» STATED TASK
The data below is to be returned in full and exactly.

» DATA SECTION
Start

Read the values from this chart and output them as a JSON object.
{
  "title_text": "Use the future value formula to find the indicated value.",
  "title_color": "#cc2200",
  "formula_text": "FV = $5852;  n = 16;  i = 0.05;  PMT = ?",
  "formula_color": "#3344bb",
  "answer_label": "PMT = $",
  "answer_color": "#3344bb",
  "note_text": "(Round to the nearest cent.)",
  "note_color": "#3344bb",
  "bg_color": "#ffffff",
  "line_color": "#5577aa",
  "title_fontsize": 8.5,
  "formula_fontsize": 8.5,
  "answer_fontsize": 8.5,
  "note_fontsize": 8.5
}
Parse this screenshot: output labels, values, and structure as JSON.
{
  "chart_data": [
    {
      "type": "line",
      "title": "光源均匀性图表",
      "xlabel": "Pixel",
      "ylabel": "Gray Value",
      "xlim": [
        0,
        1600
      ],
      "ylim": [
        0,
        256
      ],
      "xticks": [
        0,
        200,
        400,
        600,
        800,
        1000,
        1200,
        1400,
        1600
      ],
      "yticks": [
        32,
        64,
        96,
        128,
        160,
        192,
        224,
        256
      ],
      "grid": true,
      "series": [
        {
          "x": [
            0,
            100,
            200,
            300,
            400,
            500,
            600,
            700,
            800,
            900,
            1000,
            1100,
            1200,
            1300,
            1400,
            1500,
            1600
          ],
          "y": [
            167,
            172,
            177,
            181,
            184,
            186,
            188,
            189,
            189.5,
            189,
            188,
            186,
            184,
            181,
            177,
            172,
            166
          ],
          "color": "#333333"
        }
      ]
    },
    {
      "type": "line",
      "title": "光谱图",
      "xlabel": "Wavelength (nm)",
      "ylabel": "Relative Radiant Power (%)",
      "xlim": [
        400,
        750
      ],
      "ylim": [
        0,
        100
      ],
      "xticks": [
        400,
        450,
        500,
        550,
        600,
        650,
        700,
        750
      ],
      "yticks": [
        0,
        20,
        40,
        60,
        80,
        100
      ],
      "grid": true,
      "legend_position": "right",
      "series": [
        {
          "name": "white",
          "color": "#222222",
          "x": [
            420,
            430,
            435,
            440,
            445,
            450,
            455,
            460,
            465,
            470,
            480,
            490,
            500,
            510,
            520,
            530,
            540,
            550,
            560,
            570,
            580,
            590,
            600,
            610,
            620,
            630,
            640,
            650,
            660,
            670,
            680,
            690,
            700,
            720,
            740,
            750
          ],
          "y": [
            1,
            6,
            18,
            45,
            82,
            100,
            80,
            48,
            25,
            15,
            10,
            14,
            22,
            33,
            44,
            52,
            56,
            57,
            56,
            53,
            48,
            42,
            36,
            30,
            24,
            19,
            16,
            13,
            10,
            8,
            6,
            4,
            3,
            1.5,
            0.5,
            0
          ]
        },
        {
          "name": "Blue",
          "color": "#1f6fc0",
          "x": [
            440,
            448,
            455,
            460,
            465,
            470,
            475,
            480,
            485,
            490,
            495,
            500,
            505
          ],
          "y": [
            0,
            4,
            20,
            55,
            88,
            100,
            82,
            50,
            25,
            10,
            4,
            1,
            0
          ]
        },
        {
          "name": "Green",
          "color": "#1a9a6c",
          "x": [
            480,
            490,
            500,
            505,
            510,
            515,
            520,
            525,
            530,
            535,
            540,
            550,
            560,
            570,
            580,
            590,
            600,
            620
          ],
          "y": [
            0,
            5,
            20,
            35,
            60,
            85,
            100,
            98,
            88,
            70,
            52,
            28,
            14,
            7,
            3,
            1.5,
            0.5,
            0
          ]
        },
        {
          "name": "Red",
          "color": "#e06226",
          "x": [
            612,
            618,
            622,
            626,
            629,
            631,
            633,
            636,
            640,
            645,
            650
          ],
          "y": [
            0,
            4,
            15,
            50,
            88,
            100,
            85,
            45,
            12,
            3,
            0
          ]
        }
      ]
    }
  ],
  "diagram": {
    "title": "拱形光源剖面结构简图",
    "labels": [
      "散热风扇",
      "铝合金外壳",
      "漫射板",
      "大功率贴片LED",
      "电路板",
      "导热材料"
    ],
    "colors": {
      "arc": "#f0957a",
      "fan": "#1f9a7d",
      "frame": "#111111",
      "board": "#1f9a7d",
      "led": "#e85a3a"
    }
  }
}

End

» THE ANSWER
Read the values from this chart and output them as a JSON object.
{
  "title_text": "Use the future value formula to find the indicated value.",
  "title_color": "#cc2200",
  "formula_text": "FV = $5852;  n = 16;  i = 0.05;  PMT = ?",
  "formula_color": "#3344bb",
  "answer_label": "PMT = $",
  "answer_color": "#3344bb",
  "note_text": "(Round to the nearest cent.)",
  "note_color": "#3344bb",
  "bg_color": "#ffffff",
  "line_color": "#5577aa",
  "title_fontsize": 8.5,
  "formula_fontsize": 8.5,
  "answer_fontsize": 8.5,
  "note_fontsize": 8.5
}
Parse this screenshot: output labels, values, and structure as JSON.
{
  "chart_data": [
    {
      "type": "line",
      "title": "光源均匀性图表",
      "xlabel": "Pixel",
      "ylabel": "Gray Value",
      "xlim": [
        0,
        1600
      ],
      "ylim": [
        0,
        256
      ],
      "xticks": [
        0,
        200,
        400,
        600,
        800,
        1000,
        1200,
        1400,
        1600
      ],
      "yticks": [
        32,
        64,
        96,
        128,
        160,
        192,
        224,
        256
      ],
      "grid": true,
      "series": [
        {
          "x": [
            0,
            100,
            200,
            300,
            400,
            500,
            600,
            700,
            800,
            900,
            1000,
            1100,
            1200,
            1300,
            1400,
            1500,
            1600
          ],
          "y": [
            167,
            172,
            177,
            181,
            184,
            186,
            188,
            189,
            189.5,
            189,
            188,
            186,
            184,
            181,
            177,
            172,
            166
          ],
          "color": "#333333"
        }
      ]
    },
    {
      "type": "line",
      "title": "光谱图",
      "xlabel": "Wavelength (nm)",
      "ylabel": "Relative Radiant Power (%)",
      "xlim": [
        400,
        750
      ],
      "ylim": [
        0,
        100
      ],
      "xticks": [
        400,
        450,
        500,
        550,
        600,
        650,
        700,
        750
      ],
      "yticks": [
        0,
        20,
        40,
        60,
        80,
        100
      ],
      "grid": true,
      "legend_position": "right",
      "series": [
        {
          "name": "white",
          "color": "#222222",
          "x": [
            420,
            430,
            435,
            440,
            445,
            450,
            455,
            460,
            465,
            470,
            480,
            490,
            500,
            510,
            520,
            530,
            540,
            550,
            560,
            570,
            580,
            590,
            600,
            610,
            620,
            630,
            640,
            650,
            660,
            670,
            680,
            690,
            700,
            720,
            740,
            750
          ],
          "y": [
            1,
            6,
            18,
            45,
            82,
            100,
            80,
            48,
            25,
            15,
            10,
            14,
            22,
            33,
            44,
            52,
            56,
            57,
            56,
            53,
            48,
            42,
            36,
            30,
            24,
            19,
            16,
            13,
            10,
            8,
            6,
            4,
            3,
            1.5,
            0.5,
            0
          ]
        },
        {
          "name": "Blue",
          "color": "#1f6fc0",
          "x": [
            440,
            448,
            455,
            460,
            465,
            470,
            475,
            480,
            485,
            490,
            495,
            500,
            505
          ],
          "y": [
            0,
            4,
            20,
            55,
            88,
            100,
            82,
            50,
            25,
            10,
            4,
            1,
            0
          ]
        },
        {
          "name": "Green",
          "color": "#1a9a6c",
          "x": [
            480,
            490,
            500,
            505,
            510,
            515,
            520,
            525,
            530,
            535,
            540,
            550,
            560,
            570,
            580,
            590,
            600,
            620
          ],
          "y": [
            0,
            5,
            20,
            35,
            60,
            85,
            100,
            98,
            88,
            70,
            52,
            28,
            14,
            7,
            3,
            1.5,
            0.5,
            0
          ]
        },
        {
          "name": "Red",
          "color": "#e06226",
          "x": [
            612,
            618,
            622,
            626,
            629,
            631,
            633,
            636,
            640,
            645,
            650
          ],
          "y": [
            0,
            4,
            15,
            50,
            88,
            100,
            85,
            45,
            12,
            3,
            0
          ]
        }
      ]
    }
  ],
  "diagram": {
    "title": "拱形光源剖面结构简图",
    "labels": [
      "散热风扇",
      "铝合金外壳",
      "漫射板",
      "大功率贴片LED",
      "电路板",
      "导热材料"
    ],
    "colors": {
      "arc": "#f0957a",
      "fan": "#1f9a7d",
      "frame": "#111111",
      "board": "#1f9a7d",
      "led": "#e85a3a"
    }
  }
}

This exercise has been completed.